-- Data section --
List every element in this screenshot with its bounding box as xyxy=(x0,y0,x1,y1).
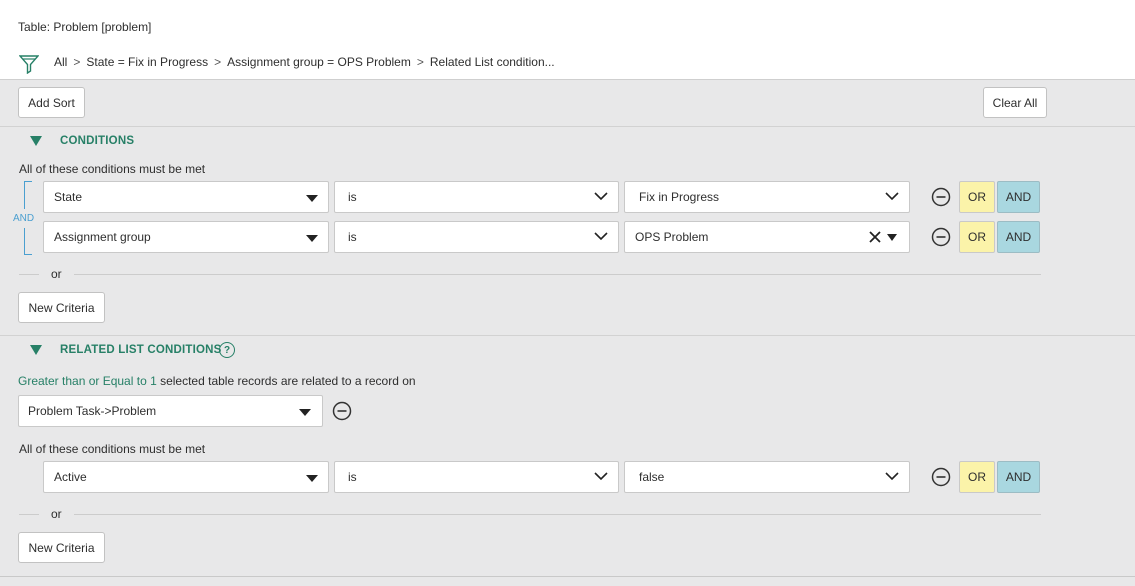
related-quantity-sentence: Greater than or Equal to 1 selected tabl… xyxy=(18,374,416,388)
conditions-title: CONDITIONS xyxy=(60,135,135,147)
divider xyxy=(0,576,1135,577)
divider xyxy=(0,335,1135,336)
caret-down-icon xyxy=(299,409,311,416)
quantity-link[interactable]: Greater than or Equal to 1 xyxy=(18,374,157,388)
or-label: or xyxy=(51,507,62,521)
collapse-triangle-icon xyxy=(30,345,42,355)
breadcrumb-separator: > xyxy=(214,55,222,69)
divider-line xyxy=(73,273,1041,275)
caret-down-icon xyxy=(306,475,318,482)
condition-operator-value: is xyxy=(348,470,357,484)
chevron-down-icon xyxy=(594,192,608,201)
caret-down-icon xyxy=(306,195,318,202)
divider-line xyxy=(19,273,39,275)
condition-field-value: Active xyxy=(54,470,87,484)
condition-value-reference[interactable]: OPS Problem xyxy=(624,221,910,253)
condition-operator-select[interactable]: is xyxy=(334,461,619,493)
breadcrumb-item-all[interactable]: All xyxy=(54,55,67,69)
condition-field-select[interactable]: State xyxy=(43,181,329,213)
divider-line xyxy=(19,513,39,515)
chevron-down-icon xyxy=(885,472,899,481)
quantity-rest-text: selected table records are related to a … xyxy=(156,374,416,388)
caret-down-icon[interactable] xyxy=(887,234,897,241)
or-divider: or xyxy=(19,507,1041,521)
or-button[interactable]: OR xyxy=(959,221,995,253)
conditions-section-toggle[interactable]: CONDITIONS xyxy=(30,135,134,147)
clear-icon[interactable] xyxy=(867,229,883,245)
breadcrumb-separator: > xyxy=(416,55,424,69)
condition-value: Fix in Progress xyxy=(639,190,720,204)
related-list-section-toggle[interactable]: RELATED LIST CONDITIONS xyxy=(30,344,222,356)
caret-down-icon xyxy=(306,235,318,242)
remove-condition-icon[interactable] xyxy=(931,467,951,487)
new-criteria-button[interactable]: New Criteria xyxy=(18,532,105,563)
clear-all-button[interactable]: Clear All xyxy=(983,87,1047,118)
remove-related-condition-icon[interactable] xyxy=(332,401,352,421)
new-criteria-button[interactable]: New Criteria xyxy=(18,292,105,323)
and-button[interactable]: AND xyxy=(997,181,1040,213)
and-bracket-bottom xyxy=(24,228,32,255)
condition-operator-value: is xyxy=(348,230,357,244)
breadcrumb-item-state[interactable]: State = Fix in Progress xyxy=(86,55,208,69)
or-label: or xyxy=(51,267,62,281)
chevron-down-icon xyxy=(594,472,608,481)
breadcrumb-item-assignment-group[interactable]: Assignment group = OPS Problem xyxy=(227,55,411,69)
chevron-down-icon xyxy=(594,232,608,241)
filter-header: Table: Problem [problem] All > State = Fix… xyxy=(0,0,1135,80)
condition-field-value: Assignment group xyxy=(54,230,151,244)
remove-condition-icon[interactable] xyxy=(931,227,951,247)
related-list-title: RELATED LIST CONDITIONS xyxy=(60,344,222,356)
table-title: Table: Problem [problem] xyxy=(18,20,152,34)
add-sort-button[interactable]: Add Sort xyxy=(18,87,85,118)
related-conditions-note: All of these conditions must be met xyxy=(19,442,206,456)
divider xyxy=(0,126,1135,127)
condition-field-select[interactable]: Active xyxy=(43,461,329,493)
remove-condition-icon[interactable] xyxy=(931,187,951,207)
and-button[interactable]: AND xyxy=(997,461,1040,493)
breadcrumb-item-related-list[interactable]: Related List condition... xyxy=(430,55,555,69)
and-button[interactable]: AND xyxy=(997,221,1040,253)
help-icon[interactable]: ? xyxy=(219,342,235,358)
condition-value-select[interactable]: false xyxy=(624,461,910,493)
related-table-select[interactable]: Problem Task->Problem xyxy=(18,395,323,427)
condition-operator-select[interactable]: is xyxy=(334,181,619,213)
or-divider: or xyxy=(19,267,1041,281)
or-button[interactable]: OR xyxy=(959,181,995,213)
condition-value: false xyxy=(639,470,665,484)
breadcrumb: All > State = Fix in Progress > Assignment g… xyxy=(54,55,555,69)
or-button[interactable]: OR xyxy=(959,461,995,493)
collapse-triangle-icon xyxy=(30,136,42,146)
condition-operator-value: is xyxy=(348,190,357,204)
breadcrumb-separator: > xyxy=(73,55,81,69)
condition-field-select[interactable]: Assignment group xyxy=(43,221,329,253)
conditions-note: All of these conditions must be met xyxy=(19,162,206,176)
related-table-value: Problem Task->Problem xyxy=(28,404,157,418)
chevron-down-icon xyxy=(885,192,899,201)
condition-operator-select[interactable]: is xyxy=(334,221,619,253)
and-bracket-top xyxy=(24,181,32,209)
divider-line xyxy=(73,513,1041,515)
and-group-label: AND xyxy=(13,213,35,224)
condition-value-select[interactable]: Fix in Progress xyxy=(624,181,910,213)
condition-field-value: State xyxy=(54,190,83,204)
filter-icon[interactable] xyxy=(19,54,39,74)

-- Problem description --
Convert all of the data above into a numbered list, dropping any blank lines and leaving out the picture.

-- Task output --
1. List every element in this screenshot with its bounding box as xyxy=(x0,y0,x1,y1).
2. related-quantity-sentence: Greater than or Equal to 1 selected tabl… xyxy=(18,374,416,388)
3. conditions-title: CONDITIONS xyxy=(60,135,135,147)
4. divider xyxy=(0,576,1135,577)
5. divider xyxy=(0,335,1135,336)
6. caret-down-icon xyxy=(299,409,311,416)
7. quantity-link[interactable]: Greater than or Equal to 1 xyxy=(18,374,157,388)
8. or-label: or xyxy=(51,507,62,521)
9. collapse-triangle-icon xyxy=(30,345,42,355)
10. breadcrumb-separator: > xyxy=(214,55,222,69)
11. divider-line xyxy=(73,273,1041,275)
12. caret-down-icon xyxy=(306,475,318,482)
13. condition-operator-value: is xyxy=(348,470,357,484)
14. chevron-down-icon xyxy=(594,192,608,201)
15. caret-down-icon xyxy=(306,195,318,202)
16. divider-line xyxy=(19,273,39,275)
17. condition-field-value: Active xyxy=(54,470,87,484)
18. condition-value-reference[interactable]: OPS Problem xyxy=(624,221,910,253)
19. condition-operator-select[interactable]: is xyxy=(334,461,619,493)
20. breadcrumb-item-all[interactable]: All xyxy=(54,55,67,69)
21. condition-field-select[interactable]: State xyxy=(43,181,329,213)
22. divider-line xyxy=(19,513,39,515)
23. chevron-down-icon xyxy=(885,472,899,481)
24. quantity-rest-text: selected table records are related to a … xyxy=(156,374,416,388)
25. caret-down-icon[interactable] xyxy=(887,234,897,241)
26. or-divider: or xyxy=(19,507,1041,521)
27. or-button[interactable]: OR xyxy=(959,221,995,253)
28. conditions-section-toggle[interactable]: CONDITIONS xyxy=(30,135,134,147)
29. clear-icon[interactable] xyxy=(867,229,883,245)
30. breadcrumb-separator: > xyxy=(416,55,424,69)
31. condition-value: Fix in Progress xyxy=(639,190,720,204)
32. related-list-section-toggle[interactable]: RELATED LIST CONDITIONS xyxy=(30,344,222,356)
33. caret-down-icon xyxy=(306,235,318,242)
34. remove-condition-icon[interactable] xyxy=(931,467,951,487)
35. new-criteria-button[interactable]: New Criteria xyxy=(18,532,105,563)
36. clear-all-button[interactable]: Clear All xyxy=(983,87,1047,118)
37. remove-related-condition-icon[interactable] xyxy=(332,401,352,421)
38. new-criteria-button[interactable]: New Criteria xyxy=(18,292,105,323)
39. and-button[interactable]: AND xyxy=(997,181,1040,213)
40. and-bracket-bottom xyxy=(24,228,32,255)
41. condition-operator-value: is xyxy=(348,230,357,244)
42. breadcrumb-item-state[interactable]: State = Fix in Progress xyxy=(86,55,208,69)
43. or-label: or xyxy=(51,267,62,281)
44. chevron-down-icon xyxy=(594,472,608,481)
45. breadcrumb-item-assignment-group[interactable]: Assignment group = OPS Problem xyxy=(227,55,411,69)
46. chevron-down-icon xyxy=(594,232,608,241)
47. filter-header: Table: Problem [problem] All > State = Fix… xyxy=(0,0,1135,80)
48. condition-field-value: Assignment group xyxy=(54,230,151,244)
49. remove-condition-icon[interactable] xyxy=(931,227,951,247)
50. related-list-title: RELATED LIST CONDITIONS xyxy=(60,344,222,356)
51. table-title: Table: Problem [problem] xyxy=(18,20,152,34)
52. add-sort-button[interactable]: Add Sort xyxy=(18,87,85,118)
53. related-conditions-note: All of these conditions must be met xyxy=(19,442,206,456)
54. divider xyxy=(0,126,1135,127)
55. condition-field-select[interactable]: Active xyxy=(43,461,329,493)
56. remove-condition-icon[interactable] xyxy=(931,187,951,207)
57. and-button[interactable]: AND xyxy=(997,461,1040,493)
58. breadcrumb-item-related-list[interactable]: Related List condition... xyxy=(430,55,555,69)
59. and-button[interactable]: AND xyxy=(997,221,1040,253)
60. help-icon[interactable]: ? xyxy=(219,342,235,358)
61. condition-value-select[interactable]: false xyxy=(624,461,910,493)
62. related-table-select[interactable]: Problem Task->Problem xyxy=(18,395,323,427)
63. condition-operator-select[interactable]: is xyxy=(334,181,619,213)
64. or-divider: or xyxy=(19,267,1041,281)
65. or-button[interactable]: OR xyxy=(959,181,995,213)
66. condition-value: false xyxy=(639,470,665,484)
67. breadcrumb: All > State = Fix in Progress > Assignment g… xyxy=(54,55,555,69)
68. or-button[interactable]: OR xyxy=(959,461,995,493)
69. collapse-triangle-icon xyxy=(30,136,42,146)
70. condition-operator-value: is xyxy=(348,190,357,204)
71. breadcrumb-separator: > xyxy=(73,55,81,69)
72. condition-field-select[interactable]: Assignment group xyxy=(43,221,329,253)
73. conditions-note: All of these conditions must be met xyxy=(19,162,206,176)
74. related-table-value: Problem Task->Problem xyxy=(28,404,157,418)
75. chevron-down-icon xyxy=(885,192,899,201)
76. condition-operator-select[interactable]: is xyxy=(334,221,619,253)
77. and-bracket-top xyxy=(24,181,32,209)
78. divider-line xyxy=(73,513,1041,515)
79. and-group-label: AND xyxy=(13,213,35,224)
80. condition-value-select[interactable]: Fix in Progress xyxy=(624,181,910,213)
81. condition-field-value: State xyxy=(54,190,83,204)
82. filter-icon[interactable] xyxy=(19,54,39,74)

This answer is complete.